Problem statement: Where a line in the listing below contains the word "Mediation", copy that line.

(Records from a data source)

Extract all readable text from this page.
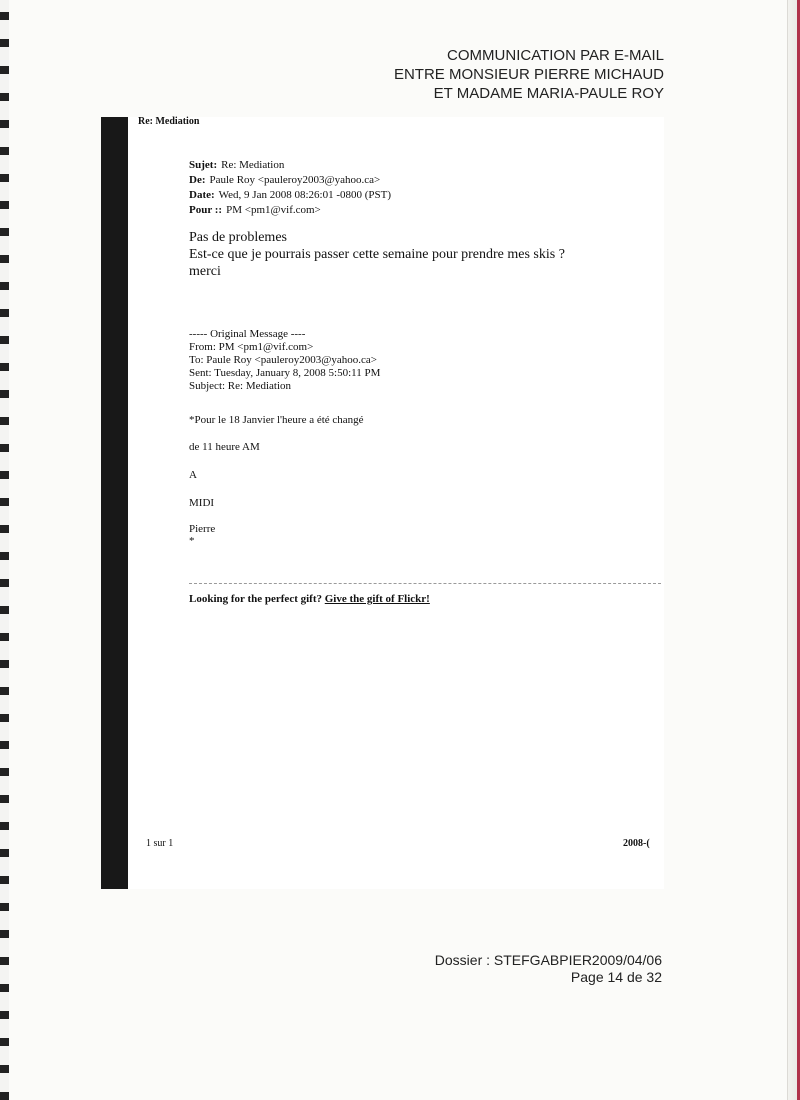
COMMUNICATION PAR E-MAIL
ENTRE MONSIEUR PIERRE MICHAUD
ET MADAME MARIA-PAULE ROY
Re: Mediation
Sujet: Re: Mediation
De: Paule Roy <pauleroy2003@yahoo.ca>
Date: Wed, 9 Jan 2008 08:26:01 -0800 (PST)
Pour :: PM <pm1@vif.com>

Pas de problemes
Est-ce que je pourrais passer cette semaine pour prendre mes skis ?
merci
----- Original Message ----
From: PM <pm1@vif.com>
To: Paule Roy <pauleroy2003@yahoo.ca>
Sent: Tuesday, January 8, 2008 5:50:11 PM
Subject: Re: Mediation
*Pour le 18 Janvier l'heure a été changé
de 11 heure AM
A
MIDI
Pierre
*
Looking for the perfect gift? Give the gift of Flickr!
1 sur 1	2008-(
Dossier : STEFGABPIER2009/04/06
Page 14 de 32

==

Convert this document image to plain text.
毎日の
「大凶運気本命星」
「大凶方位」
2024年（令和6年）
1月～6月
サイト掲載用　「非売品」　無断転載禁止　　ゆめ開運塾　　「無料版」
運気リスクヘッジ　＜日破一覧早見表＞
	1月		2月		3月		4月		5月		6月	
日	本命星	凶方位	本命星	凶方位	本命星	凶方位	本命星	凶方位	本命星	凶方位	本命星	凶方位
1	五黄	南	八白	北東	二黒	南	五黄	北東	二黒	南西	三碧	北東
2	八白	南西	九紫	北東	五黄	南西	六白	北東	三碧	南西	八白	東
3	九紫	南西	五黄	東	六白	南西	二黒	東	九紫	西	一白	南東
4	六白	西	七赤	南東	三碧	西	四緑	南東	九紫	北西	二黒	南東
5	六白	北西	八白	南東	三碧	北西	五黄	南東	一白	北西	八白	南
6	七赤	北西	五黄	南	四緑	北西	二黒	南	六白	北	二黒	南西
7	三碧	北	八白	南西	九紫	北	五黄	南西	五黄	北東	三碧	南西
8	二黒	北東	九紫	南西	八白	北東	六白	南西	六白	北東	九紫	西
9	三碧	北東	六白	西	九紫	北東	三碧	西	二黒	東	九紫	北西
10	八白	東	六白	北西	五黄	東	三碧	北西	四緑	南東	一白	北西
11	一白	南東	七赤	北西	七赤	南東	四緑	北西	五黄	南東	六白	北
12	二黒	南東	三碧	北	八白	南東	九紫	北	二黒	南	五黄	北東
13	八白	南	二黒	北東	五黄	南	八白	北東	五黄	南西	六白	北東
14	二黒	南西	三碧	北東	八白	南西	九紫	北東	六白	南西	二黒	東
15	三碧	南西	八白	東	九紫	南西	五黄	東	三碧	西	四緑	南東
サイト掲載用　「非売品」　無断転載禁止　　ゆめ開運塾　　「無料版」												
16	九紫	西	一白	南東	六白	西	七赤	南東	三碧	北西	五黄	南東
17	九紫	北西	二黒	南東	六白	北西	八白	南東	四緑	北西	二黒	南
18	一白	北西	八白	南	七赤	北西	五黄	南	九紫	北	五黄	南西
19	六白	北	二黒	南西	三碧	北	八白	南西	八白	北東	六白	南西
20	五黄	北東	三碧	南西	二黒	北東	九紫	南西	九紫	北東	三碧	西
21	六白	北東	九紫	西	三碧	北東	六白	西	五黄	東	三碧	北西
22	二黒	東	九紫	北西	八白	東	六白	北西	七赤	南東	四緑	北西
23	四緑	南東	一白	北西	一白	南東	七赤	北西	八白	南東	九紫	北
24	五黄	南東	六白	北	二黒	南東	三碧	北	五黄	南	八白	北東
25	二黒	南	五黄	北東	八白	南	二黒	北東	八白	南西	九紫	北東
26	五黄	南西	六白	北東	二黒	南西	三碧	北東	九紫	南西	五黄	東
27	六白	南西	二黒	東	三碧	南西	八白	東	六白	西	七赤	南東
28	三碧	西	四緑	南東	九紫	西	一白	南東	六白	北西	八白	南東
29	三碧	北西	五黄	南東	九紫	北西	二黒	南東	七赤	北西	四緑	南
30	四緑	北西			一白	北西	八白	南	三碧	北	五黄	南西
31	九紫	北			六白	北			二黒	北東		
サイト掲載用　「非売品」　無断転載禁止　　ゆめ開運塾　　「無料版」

Expected answer:
Re: Mediation
Sujet: Re: Mediation
Subject: Re: Mediation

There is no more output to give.